● Written instruction
Copy out all lines carrying the word "series".

● The input
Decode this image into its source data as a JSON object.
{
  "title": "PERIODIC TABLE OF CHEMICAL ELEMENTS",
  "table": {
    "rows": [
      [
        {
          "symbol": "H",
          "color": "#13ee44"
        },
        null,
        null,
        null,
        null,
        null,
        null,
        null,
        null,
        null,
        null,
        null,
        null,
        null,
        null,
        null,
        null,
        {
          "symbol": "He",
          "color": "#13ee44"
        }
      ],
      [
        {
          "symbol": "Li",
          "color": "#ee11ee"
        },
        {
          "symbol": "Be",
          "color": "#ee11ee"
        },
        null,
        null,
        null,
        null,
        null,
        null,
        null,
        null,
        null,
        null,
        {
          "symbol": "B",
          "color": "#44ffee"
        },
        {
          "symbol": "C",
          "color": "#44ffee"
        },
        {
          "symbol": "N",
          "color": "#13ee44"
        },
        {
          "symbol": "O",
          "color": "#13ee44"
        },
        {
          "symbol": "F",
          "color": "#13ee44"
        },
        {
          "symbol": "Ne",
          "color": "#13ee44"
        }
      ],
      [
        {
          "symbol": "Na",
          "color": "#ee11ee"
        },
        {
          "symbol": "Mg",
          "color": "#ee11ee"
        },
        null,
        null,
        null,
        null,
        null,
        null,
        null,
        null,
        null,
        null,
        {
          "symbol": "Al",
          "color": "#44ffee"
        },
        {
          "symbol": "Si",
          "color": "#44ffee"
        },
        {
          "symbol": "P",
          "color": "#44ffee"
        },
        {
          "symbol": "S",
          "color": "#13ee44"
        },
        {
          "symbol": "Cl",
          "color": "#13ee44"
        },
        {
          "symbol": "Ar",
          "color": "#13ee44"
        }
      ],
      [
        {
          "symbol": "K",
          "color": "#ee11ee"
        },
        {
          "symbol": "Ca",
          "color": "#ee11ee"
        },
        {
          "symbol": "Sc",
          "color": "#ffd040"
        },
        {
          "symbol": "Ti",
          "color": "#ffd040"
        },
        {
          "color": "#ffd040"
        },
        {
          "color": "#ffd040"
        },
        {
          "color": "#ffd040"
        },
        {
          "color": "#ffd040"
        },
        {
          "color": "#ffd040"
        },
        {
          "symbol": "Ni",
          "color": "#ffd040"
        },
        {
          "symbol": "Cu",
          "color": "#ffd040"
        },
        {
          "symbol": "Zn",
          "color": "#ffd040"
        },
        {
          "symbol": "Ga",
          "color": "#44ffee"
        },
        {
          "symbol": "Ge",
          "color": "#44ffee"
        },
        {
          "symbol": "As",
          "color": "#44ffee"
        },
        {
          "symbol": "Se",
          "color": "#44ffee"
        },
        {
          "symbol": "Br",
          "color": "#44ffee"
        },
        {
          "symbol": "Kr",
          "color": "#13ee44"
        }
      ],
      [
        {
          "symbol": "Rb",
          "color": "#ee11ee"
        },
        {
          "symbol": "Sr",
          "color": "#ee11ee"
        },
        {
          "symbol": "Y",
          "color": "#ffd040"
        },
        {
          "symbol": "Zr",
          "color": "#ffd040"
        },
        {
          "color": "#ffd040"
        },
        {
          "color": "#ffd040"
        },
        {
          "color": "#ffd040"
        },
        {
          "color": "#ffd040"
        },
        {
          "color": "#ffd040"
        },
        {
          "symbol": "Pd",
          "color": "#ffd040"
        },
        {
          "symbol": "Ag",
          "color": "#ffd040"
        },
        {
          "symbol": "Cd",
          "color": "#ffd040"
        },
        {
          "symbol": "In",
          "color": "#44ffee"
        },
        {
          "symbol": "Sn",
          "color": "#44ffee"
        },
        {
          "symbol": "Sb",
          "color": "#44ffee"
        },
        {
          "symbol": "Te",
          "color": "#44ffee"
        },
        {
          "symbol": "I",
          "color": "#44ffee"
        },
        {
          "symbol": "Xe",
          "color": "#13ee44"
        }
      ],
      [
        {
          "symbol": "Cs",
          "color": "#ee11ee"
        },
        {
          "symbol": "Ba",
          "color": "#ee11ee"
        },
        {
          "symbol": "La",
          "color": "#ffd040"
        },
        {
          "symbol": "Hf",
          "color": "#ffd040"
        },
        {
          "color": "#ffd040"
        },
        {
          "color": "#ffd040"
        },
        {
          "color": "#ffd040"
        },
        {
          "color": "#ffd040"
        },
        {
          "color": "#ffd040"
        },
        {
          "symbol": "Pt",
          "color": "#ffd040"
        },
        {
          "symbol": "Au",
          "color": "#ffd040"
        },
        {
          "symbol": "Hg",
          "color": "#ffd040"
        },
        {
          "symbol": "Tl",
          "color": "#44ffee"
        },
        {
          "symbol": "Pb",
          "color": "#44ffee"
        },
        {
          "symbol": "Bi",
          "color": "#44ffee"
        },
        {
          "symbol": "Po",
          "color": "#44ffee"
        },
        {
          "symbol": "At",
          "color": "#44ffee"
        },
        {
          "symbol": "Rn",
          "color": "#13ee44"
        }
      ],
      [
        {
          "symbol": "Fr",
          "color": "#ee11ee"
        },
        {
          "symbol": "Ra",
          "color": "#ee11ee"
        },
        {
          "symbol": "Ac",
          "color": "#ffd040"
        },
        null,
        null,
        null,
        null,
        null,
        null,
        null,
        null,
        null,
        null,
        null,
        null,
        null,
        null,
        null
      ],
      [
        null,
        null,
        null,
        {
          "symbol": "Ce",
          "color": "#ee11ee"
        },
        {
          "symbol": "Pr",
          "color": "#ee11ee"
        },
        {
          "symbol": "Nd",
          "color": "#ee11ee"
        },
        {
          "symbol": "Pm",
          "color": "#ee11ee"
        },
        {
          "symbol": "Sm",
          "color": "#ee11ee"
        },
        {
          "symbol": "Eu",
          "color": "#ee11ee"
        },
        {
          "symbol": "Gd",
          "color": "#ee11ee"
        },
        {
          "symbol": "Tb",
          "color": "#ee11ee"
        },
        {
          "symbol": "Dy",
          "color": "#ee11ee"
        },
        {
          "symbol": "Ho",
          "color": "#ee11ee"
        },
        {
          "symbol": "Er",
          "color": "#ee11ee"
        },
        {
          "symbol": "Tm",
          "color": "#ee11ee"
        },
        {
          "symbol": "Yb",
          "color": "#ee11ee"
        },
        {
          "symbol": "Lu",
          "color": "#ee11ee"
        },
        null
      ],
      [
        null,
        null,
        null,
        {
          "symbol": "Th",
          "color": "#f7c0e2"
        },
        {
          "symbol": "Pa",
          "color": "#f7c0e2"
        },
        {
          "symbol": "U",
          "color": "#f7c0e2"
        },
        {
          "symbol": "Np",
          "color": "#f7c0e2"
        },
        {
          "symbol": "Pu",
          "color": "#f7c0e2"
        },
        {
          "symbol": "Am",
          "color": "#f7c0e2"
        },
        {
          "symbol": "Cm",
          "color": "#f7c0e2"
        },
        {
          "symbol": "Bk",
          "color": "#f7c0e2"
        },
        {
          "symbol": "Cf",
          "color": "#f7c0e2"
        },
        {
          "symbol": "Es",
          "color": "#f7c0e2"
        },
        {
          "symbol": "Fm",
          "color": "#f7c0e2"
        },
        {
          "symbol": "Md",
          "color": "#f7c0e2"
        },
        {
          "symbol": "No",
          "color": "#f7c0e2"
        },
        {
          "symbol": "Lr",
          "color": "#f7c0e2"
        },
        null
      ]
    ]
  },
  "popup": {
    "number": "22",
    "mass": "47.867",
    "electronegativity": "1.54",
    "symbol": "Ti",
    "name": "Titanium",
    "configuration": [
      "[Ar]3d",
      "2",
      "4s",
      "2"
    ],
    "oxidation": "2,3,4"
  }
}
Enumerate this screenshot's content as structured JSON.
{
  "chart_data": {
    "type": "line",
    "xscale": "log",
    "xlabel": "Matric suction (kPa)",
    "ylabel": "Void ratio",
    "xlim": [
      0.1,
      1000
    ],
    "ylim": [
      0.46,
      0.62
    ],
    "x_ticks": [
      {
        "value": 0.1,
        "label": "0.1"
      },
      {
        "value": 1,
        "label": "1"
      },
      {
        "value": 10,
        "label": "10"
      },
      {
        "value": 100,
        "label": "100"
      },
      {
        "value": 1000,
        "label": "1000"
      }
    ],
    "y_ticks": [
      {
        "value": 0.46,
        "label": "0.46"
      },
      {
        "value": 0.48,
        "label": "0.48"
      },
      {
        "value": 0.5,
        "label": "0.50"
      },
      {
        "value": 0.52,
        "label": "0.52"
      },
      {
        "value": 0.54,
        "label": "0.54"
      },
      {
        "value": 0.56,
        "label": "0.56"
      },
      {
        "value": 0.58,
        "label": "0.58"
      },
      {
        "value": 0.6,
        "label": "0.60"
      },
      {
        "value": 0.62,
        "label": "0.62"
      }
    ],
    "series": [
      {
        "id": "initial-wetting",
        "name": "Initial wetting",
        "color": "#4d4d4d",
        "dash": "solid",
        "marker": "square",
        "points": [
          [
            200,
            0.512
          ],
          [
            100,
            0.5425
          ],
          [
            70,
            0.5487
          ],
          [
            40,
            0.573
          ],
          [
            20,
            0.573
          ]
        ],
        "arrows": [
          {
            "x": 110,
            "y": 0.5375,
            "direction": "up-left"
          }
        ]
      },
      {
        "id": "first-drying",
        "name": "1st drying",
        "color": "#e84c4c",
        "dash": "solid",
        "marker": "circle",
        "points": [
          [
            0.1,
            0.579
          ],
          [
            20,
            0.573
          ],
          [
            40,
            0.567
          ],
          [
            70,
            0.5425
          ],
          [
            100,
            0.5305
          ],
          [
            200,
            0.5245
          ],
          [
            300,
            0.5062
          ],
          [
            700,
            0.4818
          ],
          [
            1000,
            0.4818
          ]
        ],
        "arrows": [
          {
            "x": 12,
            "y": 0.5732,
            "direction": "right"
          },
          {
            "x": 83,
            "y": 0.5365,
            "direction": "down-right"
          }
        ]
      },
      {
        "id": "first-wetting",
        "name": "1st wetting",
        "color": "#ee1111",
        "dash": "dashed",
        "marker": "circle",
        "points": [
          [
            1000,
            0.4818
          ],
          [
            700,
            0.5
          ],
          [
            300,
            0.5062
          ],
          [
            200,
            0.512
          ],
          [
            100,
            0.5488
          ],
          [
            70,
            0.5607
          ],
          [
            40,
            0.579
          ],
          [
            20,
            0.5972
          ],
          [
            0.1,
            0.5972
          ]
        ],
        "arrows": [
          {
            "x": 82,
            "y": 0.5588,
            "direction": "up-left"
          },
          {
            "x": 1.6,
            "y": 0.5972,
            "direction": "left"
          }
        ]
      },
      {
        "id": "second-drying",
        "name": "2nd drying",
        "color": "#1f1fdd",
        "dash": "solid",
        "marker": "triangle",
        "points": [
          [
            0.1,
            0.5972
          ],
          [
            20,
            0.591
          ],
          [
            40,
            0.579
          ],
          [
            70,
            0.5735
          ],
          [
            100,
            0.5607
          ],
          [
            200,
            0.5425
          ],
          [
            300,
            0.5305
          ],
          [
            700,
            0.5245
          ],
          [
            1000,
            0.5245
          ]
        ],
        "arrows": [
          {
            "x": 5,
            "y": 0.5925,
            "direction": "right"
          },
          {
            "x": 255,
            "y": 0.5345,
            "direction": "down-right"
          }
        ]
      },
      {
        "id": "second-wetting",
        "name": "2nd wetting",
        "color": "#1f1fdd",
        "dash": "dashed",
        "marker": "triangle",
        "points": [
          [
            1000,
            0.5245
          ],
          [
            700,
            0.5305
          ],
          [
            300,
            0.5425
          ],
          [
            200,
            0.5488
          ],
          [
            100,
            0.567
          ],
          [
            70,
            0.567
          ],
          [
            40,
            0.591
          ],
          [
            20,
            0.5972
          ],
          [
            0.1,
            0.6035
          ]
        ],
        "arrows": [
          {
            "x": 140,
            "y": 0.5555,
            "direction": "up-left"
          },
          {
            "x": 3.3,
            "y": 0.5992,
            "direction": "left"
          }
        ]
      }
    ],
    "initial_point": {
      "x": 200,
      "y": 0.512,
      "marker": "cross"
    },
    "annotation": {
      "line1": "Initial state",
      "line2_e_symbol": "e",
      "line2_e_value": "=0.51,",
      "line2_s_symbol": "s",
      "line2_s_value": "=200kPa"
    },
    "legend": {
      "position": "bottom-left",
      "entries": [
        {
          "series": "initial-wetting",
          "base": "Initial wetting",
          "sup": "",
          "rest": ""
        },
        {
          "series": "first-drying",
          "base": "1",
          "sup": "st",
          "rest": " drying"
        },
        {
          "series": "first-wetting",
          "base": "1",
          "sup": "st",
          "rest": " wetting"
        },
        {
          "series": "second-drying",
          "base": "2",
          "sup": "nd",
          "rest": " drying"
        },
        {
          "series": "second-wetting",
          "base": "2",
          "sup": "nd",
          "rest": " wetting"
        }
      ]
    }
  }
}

● Written reply
    "series": [
          "series": "initial-wetting",
          "series": "first-drying",
          "series": "first-wetting",
          "series": "second-drying",
          "series": "second-wetting",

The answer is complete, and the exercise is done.